• What you have to do:
Using the text on the Network Location Server, answer these:
1. What do DirectAccess clients use the NLS to determine?
2. What is entered in the Expression field of the responder policy?
3. What address is entered for the new server when the service is added?

• Supplied passage:
The Network Location Server (NLS) is a crucial DirectAccess supporting infrastructure component. It is secure web server that DirectAccess clients use to determine if they are inside or outside of the corporate network.
The NLS should be highly available. If this service is not available, DirectAccess clients on the internal network will think they are outside and attempt to establish a DirectAccess connection. Typically, this results in the DirectAccess client not being able to reach internal resources by hostname. Full connectivity for DirectAccess clients on the internal network will not be restored until the NLS is online.
It is recommended that the NLS be deployed in a load-balanced cluster for high availability. However, this requires deploying multiple servers, adding more cost, complexity, and management overhead to the solution.
NLS and Citrix NetScaler
Configuring the Citrix NetScaler to serve as the NLS is an attractive alternative to deploying additional servers for this role. Using the NetScaler for the NLS reduces costs by leveraging existing infrastructure. In addition, the NetScaler requires less servicing than a typical Windows server, and is often itself already highly available.
Configure Citrix NetScaler
To configure the NetScaler to serve as a DirectAccess NLS, open the NetScaler management console, expand AppExpert, and then select Actions. Click Add, provide a descriptive name for the responder action, and then enter the following in the Expression field and click Create.
"HTTP/1.0 200 OK" +"\r\n\r\n" + "DirectAccess Network Location Server (NLS)" + "\r\n"
Select Policies, click Add, and then provide a descriptive name for the responder policy. Enter HTTP.REQ.IS_VALID in the Expression field and click Create.
Expand Traffic Management, expand Load Balancing and select Services. Click Add, provide a descriptive name for the service, choose New Server, and enter the IPv4 loopback address 127.0.0.1. Select SSL for the Protocol, enter a random port number for the Port and then click More.
Uncheck the box next to Health Monitoring and click Ok and Done.
Select Virtual Servers and click Add. Provide a descriptive name for the virtual server, select SSL for the Protocol, enter an IP address for the virtual server and click Ok.
Under Services and Service Groups click No Load Balancing Virtual Server Service Binding.
Click to select a service, choose the service created previously and click Ok, Bind and Ok.
Under Certificates click No Server Certificate.
Click to select a server certificate, choose the SSL certificate to be used by the NLS and click Ok, Bind, and Ok.

• Extracted information:
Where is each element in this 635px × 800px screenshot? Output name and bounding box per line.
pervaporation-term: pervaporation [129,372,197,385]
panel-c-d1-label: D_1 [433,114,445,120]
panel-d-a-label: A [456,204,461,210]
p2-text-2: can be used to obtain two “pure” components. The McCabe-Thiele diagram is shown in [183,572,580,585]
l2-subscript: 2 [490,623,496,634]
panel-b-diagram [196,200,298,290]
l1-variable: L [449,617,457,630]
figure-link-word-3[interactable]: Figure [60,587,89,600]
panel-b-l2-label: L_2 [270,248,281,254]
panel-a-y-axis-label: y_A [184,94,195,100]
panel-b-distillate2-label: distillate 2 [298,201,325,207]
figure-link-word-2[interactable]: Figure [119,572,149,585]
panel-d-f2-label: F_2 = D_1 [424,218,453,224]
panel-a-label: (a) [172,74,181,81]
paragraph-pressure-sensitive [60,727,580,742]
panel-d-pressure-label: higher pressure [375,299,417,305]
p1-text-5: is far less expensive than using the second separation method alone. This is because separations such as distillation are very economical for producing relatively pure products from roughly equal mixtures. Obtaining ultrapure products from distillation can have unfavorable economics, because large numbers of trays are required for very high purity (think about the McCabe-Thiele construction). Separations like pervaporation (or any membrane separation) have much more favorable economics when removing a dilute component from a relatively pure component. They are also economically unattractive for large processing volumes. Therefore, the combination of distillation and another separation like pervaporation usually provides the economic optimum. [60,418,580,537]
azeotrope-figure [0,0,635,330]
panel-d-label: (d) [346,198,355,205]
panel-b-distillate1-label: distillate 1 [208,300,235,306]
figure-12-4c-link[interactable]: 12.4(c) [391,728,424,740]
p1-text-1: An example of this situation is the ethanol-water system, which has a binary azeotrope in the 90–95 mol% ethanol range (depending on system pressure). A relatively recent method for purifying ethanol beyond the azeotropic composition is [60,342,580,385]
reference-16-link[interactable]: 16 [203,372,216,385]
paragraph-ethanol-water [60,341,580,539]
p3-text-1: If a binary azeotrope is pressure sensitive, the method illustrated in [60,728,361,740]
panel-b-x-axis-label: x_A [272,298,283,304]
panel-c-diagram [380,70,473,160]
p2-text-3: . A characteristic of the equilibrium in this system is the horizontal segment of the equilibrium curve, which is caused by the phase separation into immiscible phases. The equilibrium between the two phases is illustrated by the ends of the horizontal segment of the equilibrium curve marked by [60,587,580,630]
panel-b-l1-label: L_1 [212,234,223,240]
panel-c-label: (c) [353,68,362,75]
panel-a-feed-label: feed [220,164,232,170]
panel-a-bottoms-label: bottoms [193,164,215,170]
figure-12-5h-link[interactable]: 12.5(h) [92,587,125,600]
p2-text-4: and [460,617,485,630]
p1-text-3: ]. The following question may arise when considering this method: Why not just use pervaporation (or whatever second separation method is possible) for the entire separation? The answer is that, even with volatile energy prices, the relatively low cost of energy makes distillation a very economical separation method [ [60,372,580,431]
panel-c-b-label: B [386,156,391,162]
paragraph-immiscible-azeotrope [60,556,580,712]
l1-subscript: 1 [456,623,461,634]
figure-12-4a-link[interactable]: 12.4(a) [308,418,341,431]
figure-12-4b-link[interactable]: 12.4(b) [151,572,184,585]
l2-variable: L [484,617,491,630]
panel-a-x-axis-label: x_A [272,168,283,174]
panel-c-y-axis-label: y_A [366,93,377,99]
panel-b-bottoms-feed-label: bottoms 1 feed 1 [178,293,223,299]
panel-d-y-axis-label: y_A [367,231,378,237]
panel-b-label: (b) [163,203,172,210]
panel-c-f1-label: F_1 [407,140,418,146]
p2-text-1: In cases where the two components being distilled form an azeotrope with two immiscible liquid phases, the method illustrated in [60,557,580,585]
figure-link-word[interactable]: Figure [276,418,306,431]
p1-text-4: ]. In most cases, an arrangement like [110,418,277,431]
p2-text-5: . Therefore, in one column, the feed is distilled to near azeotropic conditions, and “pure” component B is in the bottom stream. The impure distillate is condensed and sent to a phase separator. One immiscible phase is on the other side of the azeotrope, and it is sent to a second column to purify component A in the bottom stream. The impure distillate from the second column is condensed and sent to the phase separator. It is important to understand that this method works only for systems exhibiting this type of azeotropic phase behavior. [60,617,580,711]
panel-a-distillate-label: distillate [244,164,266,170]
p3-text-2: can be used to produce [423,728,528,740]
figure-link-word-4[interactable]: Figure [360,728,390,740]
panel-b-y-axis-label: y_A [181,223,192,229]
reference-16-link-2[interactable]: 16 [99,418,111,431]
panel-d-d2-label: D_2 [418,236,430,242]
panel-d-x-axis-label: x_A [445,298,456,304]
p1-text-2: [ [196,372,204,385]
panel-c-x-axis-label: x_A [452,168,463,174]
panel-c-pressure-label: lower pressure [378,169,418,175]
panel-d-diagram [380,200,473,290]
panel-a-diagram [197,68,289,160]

• Result:
1. Whether they are inside or outside of the corporate network.
2. HTTP.REQ.IS_VALID
3. The IPv4 loopback address 127.0.0.1.